▸ Data records

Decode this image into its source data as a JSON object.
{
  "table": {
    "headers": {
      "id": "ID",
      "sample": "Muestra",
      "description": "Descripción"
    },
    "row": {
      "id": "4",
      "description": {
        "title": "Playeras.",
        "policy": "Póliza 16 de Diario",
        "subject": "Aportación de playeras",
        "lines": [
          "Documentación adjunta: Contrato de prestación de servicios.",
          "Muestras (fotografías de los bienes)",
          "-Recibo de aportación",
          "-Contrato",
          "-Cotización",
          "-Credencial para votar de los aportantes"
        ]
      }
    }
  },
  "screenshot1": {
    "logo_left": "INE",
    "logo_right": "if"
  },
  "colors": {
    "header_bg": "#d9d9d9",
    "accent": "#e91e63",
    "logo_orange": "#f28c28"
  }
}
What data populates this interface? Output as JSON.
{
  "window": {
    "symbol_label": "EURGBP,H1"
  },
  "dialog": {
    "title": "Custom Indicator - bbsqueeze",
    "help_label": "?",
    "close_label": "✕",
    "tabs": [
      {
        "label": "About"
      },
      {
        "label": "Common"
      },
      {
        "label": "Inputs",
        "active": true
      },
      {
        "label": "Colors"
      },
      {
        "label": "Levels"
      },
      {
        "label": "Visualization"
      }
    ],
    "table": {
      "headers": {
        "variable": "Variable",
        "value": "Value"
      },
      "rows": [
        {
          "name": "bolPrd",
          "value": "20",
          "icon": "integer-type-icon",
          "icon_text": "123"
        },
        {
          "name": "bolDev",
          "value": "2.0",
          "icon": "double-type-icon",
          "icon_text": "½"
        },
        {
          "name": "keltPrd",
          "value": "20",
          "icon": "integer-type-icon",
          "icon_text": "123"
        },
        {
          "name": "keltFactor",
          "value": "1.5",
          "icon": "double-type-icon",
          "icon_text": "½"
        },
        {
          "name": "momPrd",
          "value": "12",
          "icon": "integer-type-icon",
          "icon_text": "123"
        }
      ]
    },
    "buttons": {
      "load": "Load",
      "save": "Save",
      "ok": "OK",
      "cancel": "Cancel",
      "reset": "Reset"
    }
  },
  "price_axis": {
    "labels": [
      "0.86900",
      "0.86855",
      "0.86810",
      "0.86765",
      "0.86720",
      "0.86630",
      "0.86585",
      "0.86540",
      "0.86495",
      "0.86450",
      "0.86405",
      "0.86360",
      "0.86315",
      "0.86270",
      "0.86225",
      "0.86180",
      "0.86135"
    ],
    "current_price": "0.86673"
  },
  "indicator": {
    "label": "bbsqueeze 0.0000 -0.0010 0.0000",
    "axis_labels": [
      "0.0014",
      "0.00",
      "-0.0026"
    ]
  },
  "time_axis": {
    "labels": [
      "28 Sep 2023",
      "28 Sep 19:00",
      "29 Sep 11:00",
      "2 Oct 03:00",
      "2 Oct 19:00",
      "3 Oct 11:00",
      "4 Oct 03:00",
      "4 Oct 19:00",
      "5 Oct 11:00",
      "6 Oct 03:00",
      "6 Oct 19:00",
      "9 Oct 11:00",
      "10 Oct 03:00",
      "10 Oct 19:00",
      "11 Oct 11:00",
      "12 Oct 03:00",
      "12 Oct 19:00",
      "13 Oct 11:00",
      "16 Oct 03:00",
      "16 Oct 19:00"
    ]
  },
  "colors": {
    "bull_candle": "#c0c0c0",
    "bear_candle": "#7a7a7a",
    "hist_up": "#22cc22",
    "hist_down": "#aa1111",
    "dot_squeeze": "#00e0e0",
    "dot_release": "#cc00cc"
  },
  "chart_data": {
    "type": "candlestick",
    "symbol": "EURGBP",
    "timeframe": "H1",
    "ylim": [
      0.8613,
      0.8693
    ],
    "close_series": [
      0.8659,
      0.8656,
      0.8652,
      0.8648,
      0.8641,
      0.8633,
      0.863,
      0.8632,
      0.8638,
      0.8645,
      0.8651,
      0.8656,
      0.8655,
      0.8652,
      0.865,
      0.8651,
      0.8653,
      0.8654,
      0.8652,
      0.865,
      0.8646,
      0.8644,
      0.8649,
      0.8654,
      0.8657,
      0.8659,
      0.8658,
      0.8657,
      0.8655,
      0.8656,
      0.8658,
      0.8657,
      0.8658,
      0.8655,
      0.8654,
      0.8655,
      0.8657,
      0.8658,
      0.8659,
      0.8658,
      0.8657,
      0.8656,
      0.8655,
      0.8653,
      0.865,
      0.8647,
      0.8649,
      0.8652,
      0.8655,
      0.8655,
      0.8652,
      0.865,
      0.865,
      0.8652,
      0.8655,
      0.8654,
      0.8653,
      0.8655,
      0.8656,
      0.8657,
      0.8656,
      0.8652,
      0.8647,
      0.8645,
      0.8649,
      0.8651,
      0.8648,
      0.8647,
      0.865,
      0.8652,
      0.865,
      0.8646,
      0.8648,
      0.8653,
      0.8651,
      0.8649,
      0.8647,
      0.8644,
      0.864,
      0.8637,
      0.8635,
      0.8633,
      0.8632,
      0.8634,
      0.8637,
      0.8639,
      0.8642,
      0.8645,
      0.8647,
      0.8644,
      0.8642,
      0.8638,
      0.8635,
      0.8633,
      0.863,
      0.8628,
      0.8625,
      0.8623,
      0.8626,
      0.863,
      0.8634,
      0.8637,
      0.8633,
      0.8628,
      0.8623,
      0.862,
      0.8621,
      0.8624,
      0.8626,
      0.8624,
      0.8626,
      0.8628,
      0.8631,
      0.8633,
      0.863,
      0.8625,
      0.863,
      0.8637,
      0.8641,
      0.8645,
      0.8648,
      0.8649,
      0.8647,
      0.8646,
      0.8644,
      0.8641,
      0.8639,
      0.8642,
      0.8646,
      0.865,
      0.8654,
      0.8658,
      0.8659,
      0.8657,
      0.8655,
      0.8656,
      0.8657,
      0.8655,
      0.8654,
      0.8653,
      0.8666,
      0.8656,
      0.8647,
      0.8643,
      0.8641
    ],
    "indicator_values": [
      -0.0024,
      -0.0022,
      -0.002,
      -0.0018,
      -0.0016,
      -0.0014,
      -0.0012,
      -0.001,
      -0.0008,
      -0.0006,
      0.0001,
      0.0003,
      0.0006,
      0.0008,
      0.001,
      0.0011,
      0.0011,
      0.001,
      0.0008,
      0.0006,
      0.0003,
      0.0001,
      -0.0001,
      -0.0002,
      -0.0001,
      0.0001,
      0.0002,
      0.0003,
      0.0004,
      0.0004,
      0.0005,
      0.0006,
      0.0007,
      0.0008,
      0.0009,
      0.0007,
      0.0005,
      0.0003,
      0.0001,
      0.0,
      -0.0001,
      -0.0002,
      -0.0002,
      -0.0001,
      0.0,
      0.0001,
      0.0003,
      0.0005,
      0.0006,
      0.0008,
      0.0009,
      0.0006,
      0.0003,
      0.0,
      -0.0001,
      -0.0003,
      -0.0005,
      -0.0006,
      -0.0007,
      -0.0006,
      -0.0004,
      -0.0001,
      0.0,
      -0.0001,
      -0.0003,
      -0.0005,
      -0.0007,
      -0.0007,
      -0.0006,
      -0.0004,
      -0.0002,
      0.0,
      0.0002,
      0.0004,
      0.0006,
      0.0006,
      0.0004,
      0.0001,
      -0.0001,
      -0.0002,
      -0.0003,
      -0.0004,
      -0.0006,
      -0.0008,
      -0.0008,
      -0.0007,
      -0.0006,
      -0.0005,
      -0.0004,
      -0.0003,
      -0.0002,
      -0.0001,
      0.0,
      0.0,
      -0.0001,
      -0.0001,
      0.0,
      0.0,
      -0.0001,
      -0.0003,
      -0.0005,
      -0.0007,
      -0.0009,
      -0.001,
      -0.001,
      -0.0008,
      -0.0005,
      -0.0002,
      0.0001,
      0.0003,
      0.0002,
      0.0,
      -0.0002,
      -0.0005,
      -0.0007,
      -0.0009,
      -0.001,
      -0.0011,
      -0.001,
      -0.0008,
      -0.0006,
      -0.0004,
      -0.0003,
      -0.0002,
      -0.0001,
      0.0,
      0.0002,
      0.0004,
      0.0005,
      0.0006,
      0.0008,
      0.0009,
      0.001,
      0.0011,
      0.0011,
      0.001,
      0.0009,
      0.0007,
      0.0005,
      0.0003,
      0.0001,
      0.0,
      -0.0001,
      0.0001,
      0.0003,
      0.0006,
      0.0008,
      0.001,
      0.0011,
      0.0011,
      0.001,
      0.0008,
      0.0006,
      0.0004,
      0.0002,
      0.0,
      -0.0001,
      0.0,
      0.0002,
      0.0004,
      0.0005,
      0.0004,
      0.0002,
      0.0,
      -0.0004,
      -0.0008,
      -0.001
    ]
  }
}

▸ DESCRIPTION OF THE TASK
Determine how many lines of the records above contain the word "JSON", and report only that number.

▸ EXERCISE ANSWER
2